TASK →
Extract each line of the data below exactly as written.

╭─ INFORMATION SHOWN

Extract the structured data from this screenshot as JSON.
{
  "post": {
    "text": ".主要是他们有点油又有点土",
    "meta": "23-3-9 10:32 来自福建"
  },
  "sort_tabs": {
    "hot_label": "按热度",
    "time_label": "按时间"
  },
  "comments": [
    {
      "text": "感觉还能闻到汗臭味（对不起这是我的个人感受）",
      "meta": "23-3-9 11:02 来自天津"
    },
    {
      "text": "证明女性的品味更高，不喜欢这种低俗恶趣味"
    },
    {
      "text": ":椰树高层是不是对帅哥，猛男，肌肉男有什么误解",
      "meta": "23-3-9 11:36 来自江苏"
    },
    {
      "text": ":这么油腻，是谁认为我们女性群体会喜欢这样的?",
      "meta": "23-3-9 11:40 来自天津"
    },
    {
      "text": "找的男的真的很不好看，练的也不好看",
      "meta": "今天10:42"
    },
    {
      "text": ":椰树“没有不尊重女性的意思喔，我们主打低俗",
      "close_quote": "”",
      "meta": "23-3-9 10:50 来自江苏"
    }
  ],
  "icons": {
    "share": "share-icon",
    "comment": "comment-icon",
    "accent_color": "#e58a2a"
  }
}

╰─

FINAL ANSWER →
Extract the structured data from this screenshot as JSON.
{
  "post": {
    "text": ".主要是他们有点油又有点土",
    "meta": "23-3-9 10:32 来自福建"
  },
  "sort_tabs": {
    "hot_label": "按热度",
    "time_label": "按时间"
  },
  "comments": [
    {
      "text": "感觉还能闻到汗臭味（对不起这是我的个人感受）",
      "meta": "23-3-9 11:02 来自天津"
    },
    {
      "text": "证明女性的品味更高，不喜欢这种低俗恶趣味"
    },
    {
      "text": ":椰树高层是不是对帅哥，猛男，肌肉男有什么误解",
      "meta": "23-3-9 11:36 来自江苏"
    },
    {
      "text": ":这么油腻，是谁认为我们女性群体会喜欢这样的?",
      "meta": "23-3-9 11:40 来自天津"
    },
    {
      "text": "找的男的真的很不好看，练的也不好看",
      "meta": "今天10:42"
    },
    {
      "text": ":椰树“没有不尊重女性的意思喔，我们主打低俗",
      "close_quote": "”",
      "meta": "23-3-9 10:50 来自江苏"
    }
  ],
  "icons": {
    "share": "share-icon",
    "comment": "comment-icon",
    "accent_color": "#e58a2a"
  }
}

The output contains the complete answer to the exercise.